From the entries provided below, copy each line that contains the word "evaluations".
=== Supplied data ===
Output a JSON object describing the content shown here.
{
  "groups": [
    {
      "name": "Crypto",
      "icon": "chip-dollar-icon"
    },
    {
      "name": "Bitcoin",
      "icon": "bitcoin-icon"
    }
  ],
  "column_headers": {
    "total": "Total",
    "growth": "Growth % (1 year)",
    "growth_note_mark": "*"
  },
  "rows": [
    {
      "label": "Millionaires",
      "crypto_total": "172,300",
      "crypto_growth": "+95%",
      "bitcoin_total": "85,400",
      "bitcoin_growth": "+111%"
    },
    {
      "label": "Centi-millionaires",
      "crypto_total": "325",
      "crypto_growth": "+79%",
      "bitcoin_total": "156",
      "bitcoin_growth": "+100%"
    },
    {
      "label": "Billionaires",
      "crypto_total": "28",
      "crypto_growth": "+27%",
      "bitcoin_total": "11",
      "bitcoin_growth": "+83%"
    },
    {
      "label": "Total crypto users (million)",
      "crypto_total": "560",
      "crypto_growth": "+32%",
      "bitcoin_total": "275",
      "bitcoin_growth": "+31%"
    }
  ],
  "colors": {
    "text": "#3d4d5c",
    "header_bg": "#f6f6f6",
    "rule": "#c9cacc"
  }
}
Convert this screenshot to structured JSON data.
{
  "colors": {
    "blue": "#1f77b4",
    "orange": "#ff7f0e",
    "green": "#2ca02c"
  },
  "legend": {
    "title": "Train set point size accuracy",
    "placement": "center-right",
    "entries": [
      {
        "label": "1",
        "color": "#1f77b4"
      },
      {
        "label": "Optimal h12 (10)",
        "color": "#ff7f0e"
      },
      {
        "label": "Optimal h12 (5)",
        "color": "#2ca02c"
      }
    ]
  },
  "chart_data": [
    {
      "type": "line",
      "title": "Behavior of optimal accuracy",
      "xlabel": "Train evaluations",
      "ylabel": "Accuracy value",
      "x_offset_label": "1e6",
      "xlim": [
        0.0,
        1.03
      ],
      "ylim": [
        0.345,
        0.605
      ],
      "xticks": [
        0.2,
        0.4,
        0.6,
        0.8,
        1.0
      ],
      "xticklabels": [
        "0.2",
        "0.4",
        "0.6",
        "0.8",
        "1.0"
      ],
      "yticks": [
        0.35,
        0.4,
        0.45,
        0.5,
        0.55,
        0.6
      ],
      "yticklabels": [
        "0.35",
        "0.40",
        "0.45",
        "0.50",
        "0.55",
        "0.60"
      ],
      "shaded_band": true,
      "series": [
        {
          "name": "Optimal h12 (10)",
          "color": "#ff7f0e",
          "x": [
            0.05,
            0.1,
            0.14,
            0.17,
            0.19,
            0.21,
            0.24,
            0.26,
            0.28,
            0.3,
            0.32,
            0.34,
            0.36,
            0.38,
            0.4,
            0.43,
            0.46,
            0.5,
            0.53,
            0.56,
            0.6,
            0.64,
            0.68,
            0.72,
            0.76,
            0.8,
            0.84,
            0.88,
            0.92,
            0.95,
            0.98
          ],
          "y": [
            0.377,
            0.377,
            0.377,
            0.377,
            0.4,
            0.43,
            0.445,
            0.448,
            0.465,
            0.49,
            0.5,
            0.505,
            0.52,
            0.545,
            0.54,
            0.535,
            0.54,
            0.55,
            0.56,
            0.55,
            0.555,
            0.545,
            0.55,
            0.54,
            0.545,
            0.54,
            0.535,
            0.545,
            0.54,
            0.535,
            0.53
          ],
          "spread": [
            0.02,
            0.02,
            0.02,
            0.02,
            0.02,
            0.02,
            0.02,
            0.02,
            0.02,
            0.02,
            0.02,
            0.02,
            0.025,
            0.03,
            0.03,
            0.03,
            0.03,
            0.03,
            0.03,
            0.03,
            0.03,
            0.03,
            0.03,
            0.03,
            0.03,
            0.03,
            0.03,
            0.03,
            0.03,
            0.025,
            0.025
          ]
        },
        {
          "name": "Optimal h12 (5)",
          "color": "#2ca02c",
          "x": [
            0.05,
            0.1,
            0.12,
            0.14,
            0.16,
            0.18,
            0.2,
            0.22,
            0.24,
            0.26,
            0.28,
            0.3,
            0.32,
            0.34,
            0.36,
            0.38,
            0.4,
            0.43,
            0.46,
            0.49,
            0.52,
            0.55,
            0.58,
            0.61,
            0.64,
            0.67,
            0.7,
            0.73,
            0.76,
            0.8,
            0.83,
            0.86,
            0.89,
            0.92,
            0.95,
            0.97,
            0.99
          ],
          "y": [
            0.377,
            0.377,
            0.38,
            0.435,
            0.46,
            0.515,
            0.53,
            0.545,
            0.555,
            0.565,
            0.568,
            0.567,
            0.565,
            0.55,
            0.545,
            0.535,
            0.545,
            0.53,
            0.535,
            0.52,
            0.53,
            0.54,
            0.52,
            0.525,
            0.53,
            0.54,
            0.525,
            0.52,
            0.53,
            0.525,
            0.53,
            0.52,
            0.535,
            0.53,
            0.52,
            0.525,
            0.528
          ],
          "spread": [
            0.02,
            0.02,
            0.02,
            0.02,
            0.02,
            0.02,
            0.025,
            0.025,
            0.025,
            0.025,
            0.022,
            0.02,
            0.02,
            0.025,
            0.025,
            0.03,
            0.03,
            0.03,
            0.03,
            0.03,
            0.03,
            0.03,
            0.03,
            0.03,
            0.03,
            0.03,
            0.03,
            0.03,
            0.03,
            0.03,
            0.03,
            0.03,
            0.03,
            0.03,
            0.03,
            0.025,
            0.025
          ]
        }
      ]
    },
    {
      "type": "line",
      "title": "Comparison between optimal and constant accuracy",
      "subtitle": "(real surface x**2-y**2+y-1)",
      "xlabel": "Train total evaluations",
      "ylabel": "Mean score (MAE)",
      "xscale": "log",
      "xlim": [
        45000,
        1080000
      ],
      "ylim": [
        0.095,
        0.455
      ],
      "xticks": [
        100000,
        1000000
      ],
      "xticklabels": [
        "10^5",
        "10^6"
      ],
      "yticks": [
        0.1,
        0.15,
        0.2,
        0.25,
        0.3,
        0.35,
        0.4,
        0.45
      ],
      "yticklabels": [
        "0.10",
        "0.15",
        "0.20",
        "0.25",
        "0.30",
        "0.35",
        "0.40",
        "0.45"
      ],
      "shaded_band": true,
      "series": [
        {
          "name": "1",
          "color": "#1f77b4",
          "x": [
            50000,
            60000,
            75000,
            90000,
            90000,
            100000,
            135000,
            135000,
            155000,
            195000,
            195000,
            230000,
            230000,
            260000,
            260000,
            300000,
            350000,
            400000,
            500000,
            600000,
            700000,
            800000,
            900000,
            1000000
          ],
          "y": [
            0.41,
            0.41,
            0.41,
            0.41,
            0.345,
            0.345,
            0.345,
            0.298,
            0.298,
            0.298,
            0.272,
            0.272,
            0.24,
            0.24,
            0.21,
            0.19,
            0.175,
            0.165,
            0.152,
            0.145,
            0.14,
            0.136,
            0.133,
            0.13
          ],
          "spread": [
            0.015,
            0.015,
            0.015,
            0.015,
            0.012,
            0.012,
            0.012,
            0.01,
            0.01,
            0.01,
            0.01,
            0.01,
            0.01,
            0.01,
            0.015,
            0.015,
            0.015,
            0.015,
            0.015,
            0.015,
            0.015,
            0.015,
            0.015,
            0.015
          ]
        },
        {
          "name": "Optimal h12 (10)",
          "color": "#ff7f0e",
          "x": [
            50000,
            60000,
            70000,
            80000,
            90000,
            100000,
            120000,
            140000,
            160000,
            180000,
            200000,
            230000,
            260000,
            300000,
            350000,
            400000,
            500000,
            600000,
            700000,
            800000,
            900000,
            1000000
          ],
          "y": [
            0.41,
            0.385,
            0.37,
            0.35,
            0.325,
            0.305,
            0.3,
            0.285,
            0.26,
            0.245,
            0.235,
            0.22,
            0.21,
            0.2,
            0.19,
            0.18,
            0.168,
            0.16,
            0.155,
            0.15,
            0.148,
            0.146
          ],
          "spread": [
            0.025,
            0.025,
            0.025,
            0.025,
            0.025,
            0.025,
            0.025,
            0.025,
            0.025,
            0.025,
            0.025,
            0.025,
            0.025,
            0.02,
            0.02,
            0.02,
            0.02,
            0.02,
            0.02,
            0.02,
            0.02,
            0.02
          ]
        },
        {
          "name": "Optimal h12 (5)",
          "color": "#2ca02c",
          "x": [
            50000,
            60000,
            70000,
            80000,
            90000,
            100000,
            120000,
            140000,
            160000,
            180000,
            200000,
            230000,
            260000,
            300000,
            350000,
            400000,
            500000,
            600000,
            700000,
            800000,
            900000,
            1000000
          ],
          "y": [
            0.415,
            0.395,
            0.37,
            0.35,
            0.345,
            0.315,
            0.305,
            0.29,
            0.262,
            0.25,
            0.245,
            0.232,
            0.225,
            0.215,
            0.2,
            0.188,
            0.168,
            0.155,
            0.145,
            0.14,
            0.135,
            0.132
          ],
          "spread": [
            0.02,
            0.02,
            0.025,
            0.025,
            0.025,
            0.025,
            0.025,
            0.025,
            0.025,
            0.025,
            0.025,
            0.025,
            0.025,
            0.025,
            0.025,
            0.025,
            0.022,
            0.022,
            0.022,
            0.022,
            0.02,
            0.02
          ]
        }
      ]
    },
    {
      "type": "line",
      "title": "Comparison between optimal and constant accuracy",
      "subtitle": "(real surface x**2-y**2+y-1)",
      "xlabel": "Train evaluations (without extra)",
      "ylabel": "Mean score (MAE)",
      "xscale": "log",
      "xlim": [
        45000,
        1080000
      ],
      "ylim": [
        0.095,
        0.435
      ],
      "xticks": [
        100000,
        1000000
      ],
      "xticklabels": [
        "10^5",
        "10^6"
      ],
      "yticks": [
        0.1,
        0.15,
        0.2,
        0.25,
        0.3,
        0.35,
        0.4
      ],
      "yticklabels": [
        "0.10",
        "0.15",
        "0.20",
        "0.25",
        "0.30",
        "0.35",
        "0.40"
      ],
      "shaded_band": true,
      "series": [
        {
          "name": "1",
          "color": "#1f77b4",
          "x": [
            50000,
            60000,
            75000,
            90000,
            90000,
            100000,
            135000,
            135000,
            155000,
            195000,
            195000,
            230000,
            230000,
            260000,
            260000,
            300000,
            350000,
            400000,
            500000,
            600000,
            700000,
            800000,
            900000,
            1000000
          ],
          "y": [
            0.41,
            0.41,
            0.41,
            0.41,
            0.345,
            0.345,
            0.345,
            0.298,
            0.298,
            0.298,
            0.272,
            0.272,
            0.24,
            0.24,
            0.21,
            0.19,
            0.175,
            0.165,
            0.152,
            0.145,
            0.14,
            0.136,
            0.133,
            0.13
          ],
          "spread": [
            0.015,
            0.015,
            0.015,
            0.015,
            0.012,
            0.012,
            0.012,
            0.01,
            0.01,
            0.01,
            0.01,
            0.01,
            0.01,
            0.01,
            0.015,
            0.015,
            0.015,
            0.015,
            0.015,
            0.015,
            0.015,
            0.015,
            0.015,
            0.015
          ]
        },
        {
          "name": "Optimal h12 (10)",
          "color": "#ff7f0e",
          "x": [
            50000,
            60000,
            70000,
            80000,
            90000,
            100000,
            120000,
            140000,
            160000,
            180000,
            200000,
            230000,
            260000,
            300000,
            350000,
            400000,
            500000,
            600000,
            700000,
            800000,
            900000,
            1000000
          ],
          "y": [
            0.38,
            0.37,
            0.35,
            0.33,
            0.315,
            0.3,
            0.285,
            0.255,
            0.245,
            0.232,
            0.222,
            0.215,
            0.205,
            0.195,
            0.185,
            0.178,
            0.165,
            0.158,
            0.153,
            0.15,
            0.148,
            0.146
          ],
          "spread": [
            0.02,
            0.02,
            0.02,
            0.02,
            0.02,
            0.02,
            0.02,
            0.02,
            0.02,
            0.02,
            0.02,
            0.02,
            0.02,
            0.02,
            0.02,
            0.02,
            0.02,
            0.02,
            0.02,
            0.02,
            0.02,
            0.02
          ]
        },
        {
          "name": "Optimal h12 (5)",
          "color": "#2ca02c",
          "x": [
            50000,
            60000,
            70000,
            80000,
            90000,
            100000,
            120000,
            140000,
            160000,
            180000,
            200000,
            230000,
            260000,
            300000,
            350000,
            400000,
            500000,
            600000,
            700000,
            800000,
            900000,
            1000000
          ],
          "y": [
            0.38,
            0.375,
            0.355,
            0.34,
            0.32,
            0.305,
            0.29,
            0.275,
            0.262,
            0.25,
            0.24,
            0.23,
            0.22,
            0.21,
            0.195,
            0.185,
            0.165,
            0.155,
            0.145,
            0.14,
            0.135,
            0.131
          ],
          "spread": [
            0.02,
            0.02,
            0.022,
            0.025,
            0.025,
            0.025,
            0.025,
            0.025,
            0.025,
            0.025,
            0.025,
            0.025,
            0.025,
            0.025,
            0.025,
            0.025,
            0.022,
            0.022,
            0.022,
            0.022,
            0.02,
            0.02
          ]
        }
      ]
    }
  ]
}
===
> [Output for this exercise]
      "xlabel": "Train evaluations",
      "xlabel": "Train total evaluations",
      "xlabel": "Train evaluations (without extra)",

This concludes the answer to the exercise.